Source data
▬▬▬▬▬▬▬▬▬▬

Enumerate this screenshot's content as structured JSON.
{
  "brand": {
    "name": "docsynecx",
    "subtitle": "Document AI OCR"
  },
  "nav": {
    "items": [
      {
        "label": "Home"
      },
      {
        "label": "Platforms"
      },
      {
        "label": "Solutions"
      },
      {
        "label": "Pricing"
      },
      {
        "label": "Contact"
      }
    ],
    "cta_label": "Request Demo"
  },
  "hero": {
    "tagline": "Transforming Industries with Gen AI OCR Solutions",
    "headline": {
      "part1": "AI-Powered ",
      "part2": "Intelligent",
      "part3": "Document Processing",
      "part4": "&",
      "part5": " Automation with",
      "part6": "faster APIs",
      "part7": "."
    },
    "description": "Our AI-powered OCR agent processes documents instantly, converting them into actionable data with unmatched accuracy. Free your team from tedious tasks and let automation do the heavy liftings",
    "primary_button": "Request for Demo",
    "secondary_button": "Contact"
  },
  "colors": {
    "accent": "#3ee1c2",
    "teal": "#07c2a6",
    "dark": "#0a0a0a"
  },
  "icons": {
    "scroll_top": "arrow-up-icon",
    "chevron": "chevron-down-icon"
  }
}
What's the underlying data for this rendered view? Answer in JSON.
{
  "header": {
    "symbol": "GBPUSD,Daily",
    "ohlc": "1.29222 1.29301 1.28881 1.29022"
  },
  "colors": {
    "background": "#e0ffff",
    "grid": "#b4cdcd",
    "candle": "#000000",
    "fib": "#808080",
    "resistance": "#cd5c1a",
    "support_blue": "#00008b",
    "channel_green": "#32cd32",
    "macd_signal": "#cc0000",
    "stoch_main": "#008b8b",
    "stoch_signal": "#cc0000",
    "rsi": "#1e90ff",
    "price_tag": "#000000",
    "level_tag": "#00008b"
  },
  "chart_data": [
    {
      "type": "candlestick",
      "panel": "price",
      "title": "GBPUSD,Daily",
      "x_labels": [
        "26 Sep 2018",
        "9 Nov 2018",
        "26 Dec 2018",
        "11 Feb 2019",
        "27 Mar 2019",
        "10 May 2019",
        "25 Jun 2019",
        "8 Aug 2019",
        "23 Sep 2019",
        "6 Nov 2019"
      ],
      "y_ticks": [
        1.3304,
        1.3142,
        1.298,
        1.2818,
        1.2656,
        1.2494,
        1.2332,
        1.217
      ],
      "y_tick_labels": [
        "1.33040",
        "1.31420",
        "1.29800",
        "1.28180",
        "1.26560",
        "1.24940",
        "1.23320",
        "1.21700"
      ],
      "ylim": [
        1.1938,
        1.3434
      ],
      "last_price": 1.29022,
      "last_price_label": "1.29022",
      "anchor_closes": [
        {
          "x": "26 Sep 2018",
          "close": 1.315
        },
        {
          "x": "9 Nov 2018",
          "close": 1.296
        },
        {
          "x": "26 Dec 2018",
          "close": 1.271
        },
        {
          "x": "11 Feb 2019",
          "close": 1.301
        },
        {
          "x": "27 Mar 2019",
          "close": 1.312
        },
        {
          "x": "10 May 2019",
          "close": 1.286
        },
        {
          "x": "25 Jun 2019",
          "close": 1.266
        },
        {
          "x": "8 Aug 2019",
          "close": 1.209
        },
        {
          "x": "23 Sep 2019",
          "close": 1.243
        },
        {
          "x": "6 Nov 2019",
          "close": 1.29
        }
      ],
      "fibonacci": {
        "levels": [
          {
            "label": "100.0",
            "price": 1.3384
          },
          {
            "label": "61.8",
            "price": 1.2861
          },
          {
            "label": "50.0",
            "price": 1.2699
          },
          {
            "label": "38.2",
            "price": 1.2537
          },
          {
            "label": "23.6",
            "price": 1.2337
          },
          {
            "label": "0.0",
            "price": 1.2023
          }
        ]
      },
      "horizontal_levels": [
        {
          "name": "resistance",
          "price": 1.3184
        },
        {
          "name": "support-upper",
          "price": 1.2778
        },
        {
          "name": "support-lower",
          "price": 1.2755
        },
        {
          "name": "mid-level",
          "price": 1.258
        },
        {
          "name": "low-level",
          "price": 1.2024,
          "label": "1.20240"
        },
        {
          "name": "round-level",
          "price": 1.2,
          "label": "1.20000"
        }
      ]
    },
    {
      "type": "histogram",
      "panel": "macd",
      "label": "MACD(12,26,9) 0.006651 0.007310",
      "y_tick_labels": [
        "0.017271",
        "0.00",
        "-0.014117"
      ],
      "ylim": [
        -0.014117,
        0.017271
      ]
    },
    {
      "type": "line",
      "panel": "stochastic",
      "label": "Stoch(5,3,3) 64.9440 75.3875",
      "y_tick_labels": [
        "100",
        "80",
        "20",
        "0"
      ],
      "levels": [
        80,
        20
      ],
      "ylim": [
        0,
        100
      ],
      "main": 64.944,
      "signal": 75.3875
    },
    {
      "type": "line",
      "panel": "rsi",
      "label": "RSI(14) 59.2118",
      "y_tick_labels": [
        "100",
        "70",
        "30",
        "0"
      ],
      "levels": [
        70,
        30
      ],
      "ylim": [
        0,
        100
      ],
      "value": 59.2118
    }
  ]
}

▬▬▬▬▬▬▬▬▬▬

Exercise aim
Word for word, write out the data.

Full response
Enumerate this screenshot's content as structured JSON.
{
  "brand": {
    "name": "docsynecx",
    "subtitle": "Document AI OCR"
  },
  "nav": {
    "items": [
      {
        "label": "Home"
      },
      {
        "label": "Platforms"
      },
      {
        "label": "Solutions"
      },
      {
        "label": "Pricing"
      },
      {
        "label": "Contact"
      }
    ],
    "cta_label": "Request Demo"
  },
  "hero": {
    "tagline": "Transforming Industries with Gen AI OCR Solutions",
    "headline": {
      "part1": "AI-Powered ",
      "part2": "Intelligent",
      "part3": "Document Processing",
      "part4": "&",
      "part5": " Automation with",
      "part6": "faster APIs",
      "part7": "."
    },
    "description": "Our AI-powered OCR agent processes documents instantly, converting them into actionable data with unmatched accuracy. Free your team from tedious tasks and let automation do the heavy liftings",
    "primary_button": "Request for Demo",
    "secondary_button": "Contact"
  },
  "colors": {
    "accent": "#3ee1c2",
    "teal": "#07c2a6",
    "dark": "#0a0a0a"
  },
  "icons": {
    "scroll_top": "arrow-up-icon",
    "chevron": "chevron-down-icon"
  }
}
What's the underlying data for this rendered view? Answer in JSON.
{
  "header": {
    "symbol": "GBPUSD,Daily",
    "ohlc": "1.29222 1.29301 1.28881 1.29022"
  },
  "colors": {
    "background": "#e0ffff",
    "grid": "#b4cdcd",
    "candle": "#000000",
    "fib": "#808080",
    "resistance": "#cd5c1a",
    "support_blue": "#00008b",
    "channel_green": "#32cd32",
    "macd_signal": "#cc0000",
    "stoch_main": "#008b8b",
    "stoch_signal": "#cc0000",
    "rsi": "#1e90ff",
    "price_tag": "#000000",
    "level_tag": "#00008b"
  },
  "chart_data": [
    {
      "type": "candlestick",
      "panel": "price",
      "title": "GBPUSD,Daily",
      "x_labels": [
        "26 Sep 2018",
        "9 Nov 2018",
        "26 Dec 2018",
        "11 Feb 2019",
        "27 Mar 2019",
        "10 May 2019",
        "25 Jun 2019",
        "8 Aug 2019",
        "23 Sep 2019",
        "6 Nov 2019"
      ],
      "y_ticks": [
        1.3304,
        1.3142,
        1.298,
        1.2818,
        1.2656,
        1.2494,
        1.2332,
        1.217
      ],
      "y_tick_labels": [
        "1.33040",
        "1.31420",
        "1.29800",
        "1.28180",
        "1.26560",
        "1.24940",
        "1.23320",
        "1.21700"
      ],
      "ylim": [
        1.1938,
        1.3434
      ],
      "last_price": 1.29022,
      "last_price_label": "1.29022",
      "anchor_closes": [
        {
          "x": "26 Sep 2018",
          "close": 1.315
        },
        {
          "x": "9 Nov 2018",
          "close": 1.296
        },
        {
          "x": "26 Dec 2018",
          "close": 1.271
        },
        {
          "x": "11 Feb 2019",
          "close": 1.301
        },
        {
          "x": "27 Mar 2019",
          "close": 1.312
        },
        {
          "x": "10 May 2019",
          "close": 1.286
        },
        {
          "x": "25 Jun 2019",
          "close": 1.266
        },
        {
          "x": "8 Aug 2019",
          "close": 1.209
        },
        {
          "x": "23 Sep 2019",
          "close": 1.243
        },
        {
          "x": "6 Nov 2019",
          "close": 1.29
        }
      ],
      "fibonacci": {
        "levels": [
          {
            "label": "100.0",
            "price": 1.3384
          },
          {
            "label": "61.8",
            "price": 1.2861
          },
          {
            "label": "50.0",
            "price": 1.2699
          },
          {
            "label": "38.2",
            "price": 1.2537
          },
          {
            "label": "23.6",
            "price": 1.2337
          },
          {
            "label": "0.0",
            "price": 1.2023
          }
        ]
      },
      "horizontal_levels": [
        {
          "name": "resistance",
          "price": 1.3184
        },
        {
          "name": "support-upper",
          "price": 1.2778
        },
        {
          "name": "support-lower",
          "price": 1.2755
        },
        {
          "name": "mid-level",
          "price": 1.258
        },
        {
          "name": "low-level",
          "price": 1.2024,
          "label": "1.20240"
        },
        {
          "name": "round-level",
          "price": 1.2,
          "label": "1.20000"
        }
      ]
    },
    {
      "type": "histogram",
      "panel": "macd",
      "label": "MACD(12,26,9) 0.006651 0.007310",
      "y_tick_labels": [
        "0.017271",
        "0.00",
        "-0.014117"
      ],
      "ylim": [
        -0.014117,
        0.017271
      ]
    },
    {
      "type": "line",
      "panel": "stochastic",
      "label": "Stoch(5,3,3) 64.9440 75.3875",
      "y_tick_labels": [
        "100",
        "80",
        "20",
        "0"
      ],
      "levels": [
        80,
        20
      ],
      "ylim": [
        0,
        100
      ],
      "main": 64.944,
      "signal": 75.3875
    },
    {
      "type": "line",
      "panel": "rsi",
      "label": "RSI(14) 59.2118",
      "y_tick_labels": [
        "100",
        "70",
        "30",
        "0"
      ],
      "levels": [
        70,
        30
      ],
      "ylim": [
        0,
        100
      ],
      "value": 59.2118
    }
  ]
}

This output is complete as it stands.